>> start

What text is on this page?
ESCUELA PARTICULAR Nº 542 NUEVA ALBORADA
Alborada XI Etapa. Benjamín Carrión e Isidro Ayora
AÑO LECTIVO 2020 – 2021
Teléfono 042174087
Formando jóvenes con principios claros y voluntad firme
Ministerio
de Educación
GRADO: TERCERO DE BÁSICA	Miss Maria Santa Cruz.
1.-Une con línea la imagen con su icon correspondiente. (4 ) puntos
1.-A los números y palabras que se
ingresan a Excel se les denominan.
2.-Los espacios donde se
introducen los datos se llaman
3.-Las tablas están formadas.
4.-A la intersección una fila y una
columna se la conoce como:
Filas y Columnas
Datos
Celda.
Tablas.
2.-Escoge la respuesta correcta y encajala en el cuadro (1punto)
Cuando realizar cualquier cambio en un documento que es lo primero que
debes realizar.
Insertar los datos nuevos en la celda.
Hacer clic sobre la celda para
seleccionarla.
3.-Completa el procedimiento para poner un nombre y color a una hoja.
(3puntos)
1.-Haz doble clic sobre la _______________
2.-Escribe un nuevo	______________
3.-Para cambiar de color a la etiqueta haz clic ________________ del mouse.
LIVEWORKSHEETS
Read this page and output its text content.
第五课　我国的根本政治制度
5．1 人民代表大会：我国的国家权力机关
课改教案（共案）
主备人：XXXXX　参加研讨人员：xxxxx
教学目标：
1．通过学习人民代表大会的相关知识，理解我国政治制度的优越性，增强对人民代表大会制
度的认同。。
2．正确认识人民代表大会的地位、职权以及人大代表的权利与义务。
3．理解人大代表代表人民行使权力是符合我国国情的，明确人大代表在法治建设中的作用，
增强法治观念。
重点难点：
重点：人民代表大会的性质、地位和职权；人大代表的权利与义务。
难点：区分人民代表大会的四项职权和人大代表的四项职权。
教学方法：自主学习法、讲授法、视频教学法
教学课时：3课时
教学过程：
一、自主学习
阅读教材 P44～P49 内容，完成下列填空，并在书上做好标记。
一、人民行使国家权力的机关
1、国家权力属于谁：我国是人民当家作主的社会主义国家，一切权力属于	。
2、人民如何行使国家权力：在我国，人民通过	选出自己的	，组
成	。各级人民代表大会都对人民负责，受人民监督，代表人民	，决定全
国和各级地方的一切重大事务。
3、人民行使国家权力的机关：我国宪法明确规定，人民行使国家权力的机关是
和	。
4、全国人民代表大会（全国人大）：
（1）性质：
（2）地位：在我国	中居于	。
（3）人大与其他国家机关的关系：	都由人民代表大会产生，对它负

>> end

> WHAT IS ASKED
From the records above, please extract every line and repeat it exactly.

> ANSWER
What text is on this page?
ESCUELA PARTICULAR Nº 542 NUEVA ALBORADA
Alborada XI Etapa. Benjamín Carrión e Isidro Ayora
AÑO LECTIVO 2020 – 2021
Teléfono 042174087
Formando jóvenes con principios claros y voluntad firme
Ministerio
de Educación
GRADO: TERCERO DE BÁSICA	Miss Maria Santa Cruz.
1.-Une con línea la imagen con su icon correspondiente. (4 ) puntos
1.-A los números y palabras que se
ingresan a Excel se les denominan.
2.-Los espacios donde se
introducen los datos se llaman
3.-Las tablas están formadas.
4.-A la intersección una fila y una
columna se la conoce como:
Filas y Columnas
Datos
Celda.
Tablas.
2.-Escoge la respuesta correcta y encajala en el cuadro (1punto)
Cuando realizar cualquier cambio en un documento que es lo primero que
debes realizar.
Insertar los datos nuevos en la celda.
Hacer clic sobre la celda para
seleccionarla.
3.-Completa el procedimiento para poner un nombre y color a una hoja.
(3puntos)
1.-Haz doble clic sobre la _______________
2.-Escribe un nuevo	______________
3.-Para cambiar de color a la etiqueta haz clic ________________ del mouse.
LIVEWORKSHEETS
Read this page and output its text content.
第五课　我国的根本政治制度
5．1 人民代表大会：我国的国家权力机关
课改教案（共案）
主备人：XXXXX　参加研讨人员：xxxxx
教学目标：
1．通过学习人民代表大会的相关知识，理解我国政治制度的优越性，增强对人民代表大会制
度的认同。。
2．正确认识人民代表大会的地位、职权以及人大代表的权利与义务。
3．理解人大代表代表人民行使权力是符合我国国情的，明确人大代表在法治建设中的作用，
增强法治观念。
重点难点：
重点：人民代表大会的性质、地位和职权；人大代表的权利与义务。
难点：区分人民代表大会的四项职权和人大代表的四项职权。
教学方法：自主学习法、讲授法、视频教学法
教学课时：3课时
教学过程：
一、自主学习
阅读教材 P44～P49 内容，完成下列填空，并在书上做好标记。
一、人民行使国家权力的机关
1、国家权力属于谁：我国是人民当家作主的社会主义国家，一切权力属于	。
2、人民如何行使国家权力：在我国，人民通过	选出自己的	，组
成	。各级人民代表大会都对人民负责，受人民监督，代表人民	，决定全
国和各级地方的一切重大事务。
3、人民行使国家权力的机关：我国宪法明确规定，人民行使国家权力的机关是
和	。
4、全国人民代表大会（全国人大）：
（1）性质：
（2）地位：在我国	中居于	。
（3）人大与其他国家机关的关系：	都由人民代表大会产生，对它负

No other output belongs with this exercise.